### SOURCE DATA
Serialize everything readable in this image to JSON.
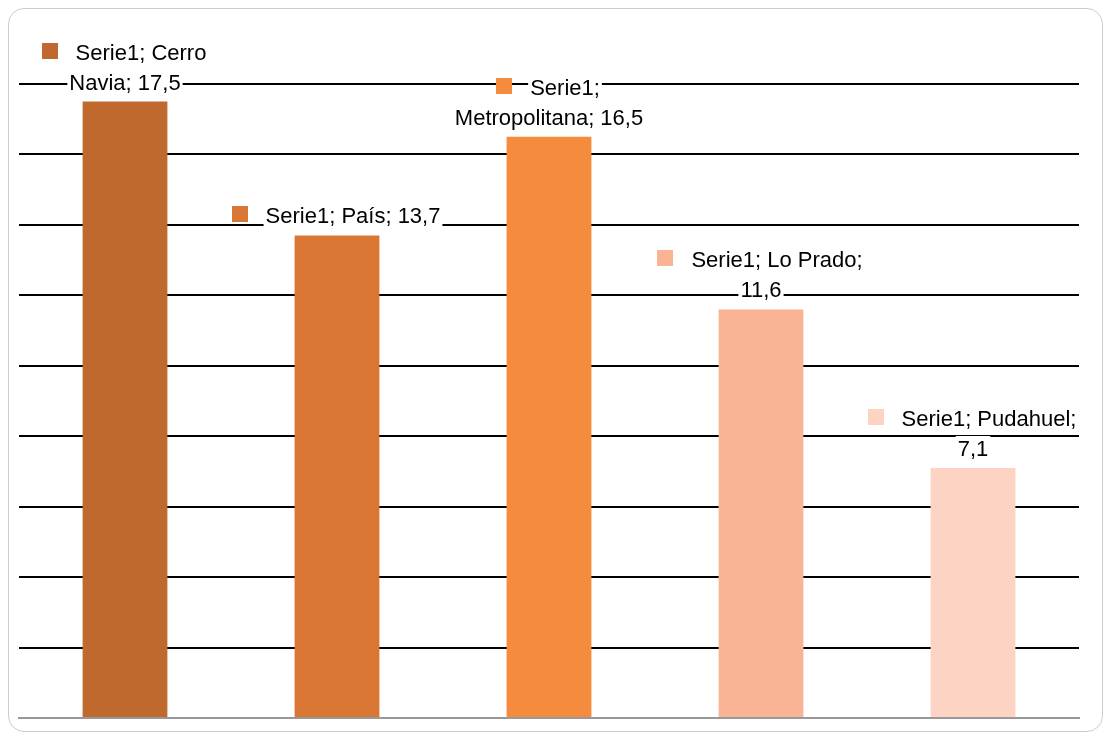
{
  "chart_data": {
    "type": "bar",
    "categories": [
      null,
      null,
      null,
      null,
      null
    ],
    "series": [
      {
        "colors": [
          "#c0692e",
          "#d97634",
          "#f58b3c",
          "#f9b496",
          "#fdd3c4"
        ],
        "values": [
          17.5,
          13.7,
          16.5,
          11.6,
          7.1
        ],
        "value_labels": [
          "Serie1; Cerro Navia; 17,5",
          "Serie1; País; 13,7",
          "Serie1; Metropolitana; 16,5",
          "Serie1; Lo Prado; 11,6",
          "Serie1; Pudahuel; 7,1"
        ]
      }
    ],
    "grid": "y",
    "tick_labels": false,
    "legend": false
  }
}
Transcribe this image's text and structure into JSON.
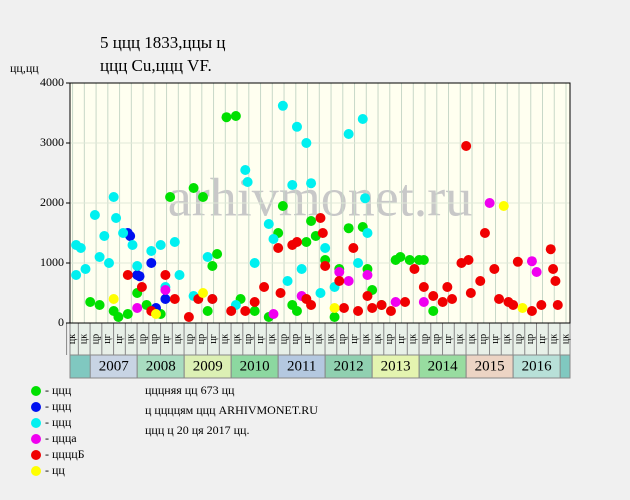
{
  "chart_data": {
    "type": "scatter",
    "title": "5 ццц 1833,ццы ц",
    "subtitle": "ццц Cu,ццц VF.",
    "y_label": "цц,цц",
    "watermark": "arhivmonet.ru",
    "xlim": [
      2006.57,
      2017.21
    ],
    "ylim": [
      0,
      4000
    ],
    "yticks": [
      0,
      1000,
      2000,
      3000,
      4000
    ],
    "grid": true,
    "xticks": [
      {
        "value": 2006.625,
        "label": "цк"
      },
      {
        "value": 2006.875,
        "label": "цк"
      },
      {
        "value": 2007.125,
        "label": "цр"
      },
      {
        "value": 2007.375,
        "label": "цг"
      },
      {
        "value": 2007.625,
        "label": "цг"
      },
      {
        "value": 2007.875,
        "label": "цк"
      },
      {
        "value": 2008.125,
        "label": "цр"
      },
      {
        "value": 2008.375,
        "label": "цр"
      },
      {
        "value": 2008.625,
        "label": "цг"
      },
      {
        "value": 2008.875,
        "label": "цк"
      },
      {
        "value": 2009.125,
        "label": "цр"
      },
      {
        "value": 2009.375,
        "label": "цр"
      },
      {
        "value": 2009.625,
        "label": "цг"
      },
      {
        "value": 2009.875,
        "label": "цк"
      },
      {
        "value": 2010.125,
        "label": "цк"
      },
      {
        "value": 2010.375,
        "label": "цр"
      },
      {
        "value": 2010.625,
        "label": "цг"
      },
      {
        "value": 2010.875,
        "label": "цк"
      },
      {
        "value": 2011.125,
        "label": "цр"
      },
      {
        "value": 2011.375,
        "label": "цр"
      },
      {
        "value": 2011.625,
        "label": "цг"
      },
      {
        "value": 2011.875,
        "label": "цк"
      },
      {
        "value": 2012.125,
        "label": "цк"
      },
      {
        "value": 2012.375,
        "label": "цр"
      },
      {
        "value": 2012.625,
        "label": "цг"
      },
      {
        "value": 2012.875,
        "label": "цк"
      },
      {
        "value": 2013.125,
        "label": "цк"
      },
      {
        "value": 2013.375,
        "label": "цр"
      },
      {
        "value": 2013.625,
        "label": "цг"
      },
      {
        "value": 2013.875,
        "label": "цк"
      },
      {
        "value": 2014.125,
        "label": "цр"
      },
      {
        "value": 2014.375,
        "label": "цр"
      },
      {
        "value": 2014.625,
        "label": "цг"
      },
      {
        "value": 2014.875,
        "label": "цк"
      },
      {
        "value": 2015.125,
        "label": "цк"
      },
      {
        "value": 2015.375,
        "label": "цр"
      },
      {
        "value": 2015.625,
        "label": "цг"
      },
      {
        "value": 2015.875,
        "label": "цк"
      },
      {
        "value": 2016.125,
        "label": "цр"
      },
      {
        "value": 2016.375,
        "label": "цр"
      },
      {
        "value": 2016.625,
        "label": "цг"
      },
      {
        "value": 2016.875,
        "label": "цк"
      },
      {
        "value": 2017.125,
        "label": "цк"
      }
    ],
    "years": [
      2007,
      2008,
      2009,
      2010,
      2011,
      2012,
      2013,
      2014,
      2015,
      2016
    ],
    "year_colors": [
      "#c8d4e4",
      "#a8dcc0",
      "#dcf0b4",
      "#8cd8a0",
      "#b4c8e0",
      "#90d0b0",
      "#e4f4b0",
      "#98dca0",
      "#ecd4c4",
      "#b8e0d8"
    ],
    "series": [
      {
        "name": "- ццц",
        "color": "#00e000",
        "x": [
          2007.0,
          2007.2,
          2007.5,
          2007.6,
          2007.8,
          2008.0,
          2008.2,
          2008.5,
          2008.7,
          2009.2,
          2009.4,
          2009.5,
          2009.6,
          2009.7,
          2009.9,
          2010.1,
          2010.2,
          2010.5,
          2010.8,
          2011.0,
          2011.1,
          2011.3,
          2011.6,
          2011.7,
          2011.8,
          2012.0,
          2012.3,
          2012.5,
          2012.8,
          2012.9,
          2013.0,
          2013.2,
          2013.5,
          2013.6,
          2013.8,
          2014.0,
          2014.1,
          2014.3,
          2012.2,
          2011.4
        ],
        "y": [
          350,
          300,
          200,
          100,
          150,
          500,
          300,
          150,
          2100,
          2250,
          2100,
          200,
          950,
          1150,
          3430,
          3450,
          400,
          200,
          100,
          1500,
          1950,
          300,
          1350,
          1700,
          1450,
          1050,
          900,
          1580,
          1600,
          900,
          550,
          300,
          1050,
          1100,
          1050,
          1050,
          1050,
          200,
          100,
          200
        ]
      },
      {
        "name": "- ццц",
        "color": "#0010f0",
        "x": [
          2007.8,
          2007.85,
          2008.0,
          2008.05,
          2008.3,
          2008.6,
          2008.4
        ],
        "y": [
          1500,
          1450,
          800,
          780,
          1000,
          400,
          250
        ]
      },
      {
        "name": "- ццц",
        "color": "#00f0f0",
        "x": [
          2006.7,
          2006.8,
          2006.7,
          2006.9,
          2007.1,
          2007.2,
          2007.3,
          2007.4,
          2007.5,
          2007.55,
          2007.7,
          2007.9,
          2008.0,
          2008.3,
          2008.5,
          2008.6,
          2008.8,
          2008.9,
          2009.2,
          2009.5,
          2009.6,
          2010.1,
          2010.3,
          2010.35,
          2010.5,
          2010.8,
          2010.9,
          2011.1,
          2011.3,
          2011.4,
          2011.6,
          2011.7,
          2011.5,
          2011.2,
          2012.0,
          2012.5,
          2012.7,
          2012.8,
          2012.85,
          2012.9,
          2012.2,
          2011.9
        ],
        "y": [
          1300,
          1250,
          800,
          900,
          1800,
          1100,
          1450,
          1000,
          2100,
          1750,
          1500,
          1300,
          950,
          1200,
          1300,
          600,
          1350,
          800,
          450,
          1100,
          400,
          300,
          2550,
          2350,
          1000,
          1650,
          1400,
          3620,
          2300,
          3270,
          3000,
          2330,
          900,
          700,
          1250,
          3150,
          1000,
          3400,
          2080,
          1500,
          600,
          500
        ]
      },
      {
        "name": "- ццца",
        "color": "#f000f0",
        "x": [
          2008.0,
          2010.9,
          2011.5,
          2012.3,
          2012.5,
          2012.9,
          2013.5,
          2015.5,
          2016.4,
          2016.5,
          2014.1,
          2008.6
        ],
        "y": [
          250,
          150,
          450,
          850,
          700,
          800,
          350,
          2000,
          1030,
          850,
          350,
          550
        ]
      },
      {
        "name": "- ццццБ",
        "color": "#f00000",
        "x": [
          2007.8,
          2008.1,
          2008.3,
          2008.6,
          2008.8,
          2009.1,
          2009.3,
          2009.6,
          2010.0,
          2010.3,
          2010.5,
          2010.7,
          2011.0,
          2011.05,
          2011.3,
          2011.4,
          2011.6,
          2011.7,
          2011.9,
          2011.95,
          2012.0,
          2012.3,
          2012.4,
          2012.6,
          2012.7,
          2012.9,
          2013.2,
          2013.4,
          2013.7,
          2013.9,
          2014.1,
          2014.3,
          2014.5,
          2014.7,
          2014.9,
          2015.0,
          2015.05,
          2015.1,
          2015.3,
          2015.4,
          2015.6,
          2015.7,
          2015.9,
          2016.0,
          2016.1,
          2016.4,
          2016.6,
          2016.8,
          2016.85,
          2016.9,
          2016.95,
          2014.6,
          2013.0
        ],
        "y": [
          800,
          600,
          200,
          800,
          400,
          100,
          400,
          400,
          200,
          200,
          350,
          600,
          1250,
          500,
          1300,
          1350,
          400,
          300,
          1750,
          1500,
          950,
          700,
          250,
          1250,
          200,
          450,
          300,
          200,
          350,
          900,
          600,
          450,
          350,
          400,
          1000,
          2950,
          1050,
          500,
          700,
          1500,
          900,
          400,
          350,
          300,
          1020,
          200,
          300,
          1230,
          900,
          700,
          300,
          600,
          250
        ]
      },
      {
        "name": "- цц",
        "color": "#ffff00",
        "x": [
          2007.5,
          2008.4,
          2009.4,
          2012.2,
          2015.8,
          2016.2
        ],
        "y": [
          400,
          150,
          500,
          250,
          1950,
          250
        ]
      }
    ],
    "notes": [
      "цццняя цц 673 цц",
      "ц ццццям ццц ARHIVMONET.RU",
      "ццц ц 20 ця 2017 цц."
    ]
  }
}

### REQUIREMENT
Pull out each line of the records holding the string "JSON".

### EXERCISE ANSWER
Serialize everything readable in this image to JSON.
Transcribe this image's text and structure into JSON.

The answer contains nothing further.